** start Working data **

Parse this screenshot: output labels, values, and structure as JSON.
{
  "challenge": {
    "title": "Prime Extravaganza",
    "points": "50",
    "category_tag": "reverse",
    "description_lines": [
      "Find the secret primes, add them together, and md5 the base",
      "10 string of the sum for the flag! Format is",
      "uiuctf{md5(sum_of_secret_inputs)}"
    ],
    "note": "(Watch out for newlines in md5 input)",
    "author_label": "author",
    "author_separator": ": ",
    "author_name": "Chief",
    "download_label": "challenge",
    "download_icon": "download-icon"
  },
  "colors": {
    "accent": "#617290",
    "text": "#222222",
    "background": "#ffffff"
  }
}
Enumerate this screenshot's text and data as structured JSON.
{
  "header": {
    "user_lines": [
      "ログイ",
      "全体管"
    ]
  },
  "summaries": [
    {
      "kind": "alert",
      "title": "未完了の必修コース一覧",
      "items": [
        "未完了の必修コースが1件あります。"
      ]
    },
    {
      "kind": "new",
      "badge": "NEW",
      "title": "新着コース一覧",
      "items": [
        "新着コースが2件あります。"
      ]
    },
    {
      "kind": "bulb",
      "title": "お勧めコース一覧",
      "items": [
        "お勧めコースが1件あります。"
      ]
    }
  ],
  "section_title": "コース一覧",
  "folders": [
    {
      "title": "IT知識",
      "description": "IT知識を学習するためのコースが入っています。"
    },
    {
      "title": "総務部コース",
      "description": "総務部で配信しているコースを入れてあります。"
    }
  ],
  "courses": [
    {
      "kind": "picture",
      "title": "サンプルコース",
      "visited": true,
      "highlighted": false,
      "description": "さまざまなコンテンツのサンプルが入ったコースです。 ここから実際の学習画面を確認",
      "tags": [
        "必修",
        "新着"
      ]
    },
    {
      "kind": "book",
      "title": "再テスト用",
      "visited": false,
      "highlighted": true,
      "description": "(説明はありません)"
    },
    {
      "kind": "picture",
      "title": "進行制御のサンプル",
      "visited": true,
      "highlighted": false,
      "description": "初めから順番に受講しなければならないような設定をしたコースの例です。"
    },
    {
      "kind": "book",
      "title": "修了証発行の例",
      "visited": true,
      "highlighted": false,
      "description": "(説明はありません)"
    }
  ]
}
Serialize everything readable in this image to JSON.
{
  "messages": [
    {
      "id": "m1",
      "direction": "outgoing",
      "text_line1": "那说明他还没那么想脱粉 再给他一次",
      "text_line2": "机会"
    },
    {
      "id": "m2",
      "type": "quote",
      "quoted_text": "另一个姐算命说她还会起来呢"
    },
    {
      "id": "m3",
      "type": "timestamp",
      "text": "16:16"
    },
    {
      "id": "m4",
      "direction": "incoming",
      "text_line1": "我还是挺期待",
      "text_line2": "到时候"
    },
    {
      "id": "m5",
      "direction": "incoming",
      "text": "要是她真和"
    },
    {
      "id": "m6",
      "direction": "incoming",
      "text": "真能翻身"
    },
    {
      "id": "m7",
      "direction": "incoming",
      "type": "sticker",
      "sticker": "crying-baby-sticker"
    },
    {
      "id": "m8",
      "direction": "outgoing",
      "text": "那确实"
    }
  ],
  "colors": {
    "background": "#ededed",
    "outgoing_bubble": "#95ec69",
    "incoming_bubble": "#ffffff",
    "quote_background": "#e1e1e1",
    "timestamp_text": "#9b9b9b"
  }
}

** end Working data **

▶ **Task brief**
Produce an exact copy of all the records.

▶ **The response**
Parse this screenshot: output labels, values, and structure as JSON.
{
  "challenge": {
    "title": "Prime Extravaganza",
    "points": "50",
    "category_tag": "reverse",
    "description_lines": [
      "Find the secret primes, add them together, and md5 the base",
      "10 string of the sum for the flag! Format is",
      "uiuctf{md5(sum_of_secret_inputs)}"
    ],
    "note": "(Watch out for newlines in md5 input)",
    "author_label": "author",
    "author_separator": ": ",
    "author_name": "Chief",
    "download_label": "challenge",
    "download_icon": "download-icon"
  },
  "colors": {
    "accent": "#617290",
    "text": "#222222",
    "background": "#ffffff"
  }
}
Enumerate this screenshot's text and data as structured JSON.
{
  "header": {
    "user_lines": [
      "ログイ",
      "全体管"
    ]
  },
  "summaries": [
    {
      "kind": "alert",
      "title": "未完了の必修コース一覧",
      "items": [
        "未完了の必修コースが1件あります。"
      ]
    },
    {
      "kind": "new",
      "badge": "NEW",
      "title": "新着コース一覧",
      "items": [
        "新着コースが2件あります。"
      ]
    },
    {
      "kind": "bulb",
      "title": "お勧めコース一覧",
      "items": [
        "お勧めコースが1件あります。"
      ]
    }
  ],
  "section_title": "コース一覧",
  "folders": [
    {
      "title": "IT知識",
      "description": "IT知識を学習するためのコースが入っています。"
    },
    {
      "title": "総務部コース",
      "description": "総務部で配信しているコースを入れてあります。"
    }
  ],
  "courses": [
    {
      "kind": "picture",
      "title": "サンプルコース",
      "visited": true,
      "highlighted": false,
      "description": "さまざまなコンテンツのサンプルが入ったコースです。 ここから実際の学習画面を確認",
      "tags": [
        "必修",
        "新着"
      ]
    },
    {
      "kind": "book",
      "title": "再テスト用",
      "visited": false,
      "highlighted": true,
      "description": "(説明はありません)"
    },
    {
      "kind": "picture",
      "title": "進行制御のサンプル",
      "visited": true,
      "highlighted": false,
      "description": "初めから順番に受講しなければならないような設定をしたコースの例です。"
    },
    {
      "kind": "book",
      "title": "修了証発行の例",
      "visited": true,
      "highlighted": false,
      "description": "(説明はありません)"
    }
  ]
}
Serialize everything readable in this image to JSON.
{
  "messages": [
    {
      "id": "m1",
      "direction": "outgoing",
      "text_line1": "那说明他还没那么想脱粉 再给他一次",
      "text_line2": "机会"
    },
    {
      "id": "m2",
      "type": "quote",
      "quoted_text": "另一个姐算命说她还会起来呢"
    },
    {
      "id": "m3",
      "type": "timestamp",
      "text": "16:16"
    },
    {
      "id": "m4",
      "direction": "incoming",
      "text_line1": "我还是挺期待",
      "text_line2": "到时候"
    },
    {
      "id": "m5",
      "direction": "incoming",
      "text": "要是她真和"
    },
    {
      "id": "m6",
      "direction": "incoming",
      "text": "真能翻身"
    },
    {
      "id": "m7",
      "direction": "incoming",
      "type": "sticker",
      "sticker": "crying-baby-sticker"
    },
    {
      "id": "m8",
      "direction": "outgoing",
      "text": "那确实"
    }
  ],
  "colors": {
    "background": "#ededed",
    "outgoing_bubble": "#95ec69",
    "incoming_bubble": "#ffffff",
    "quote_background": "#e1e1e1",
    "timestamp_text": "#9b9b9b"
  }
}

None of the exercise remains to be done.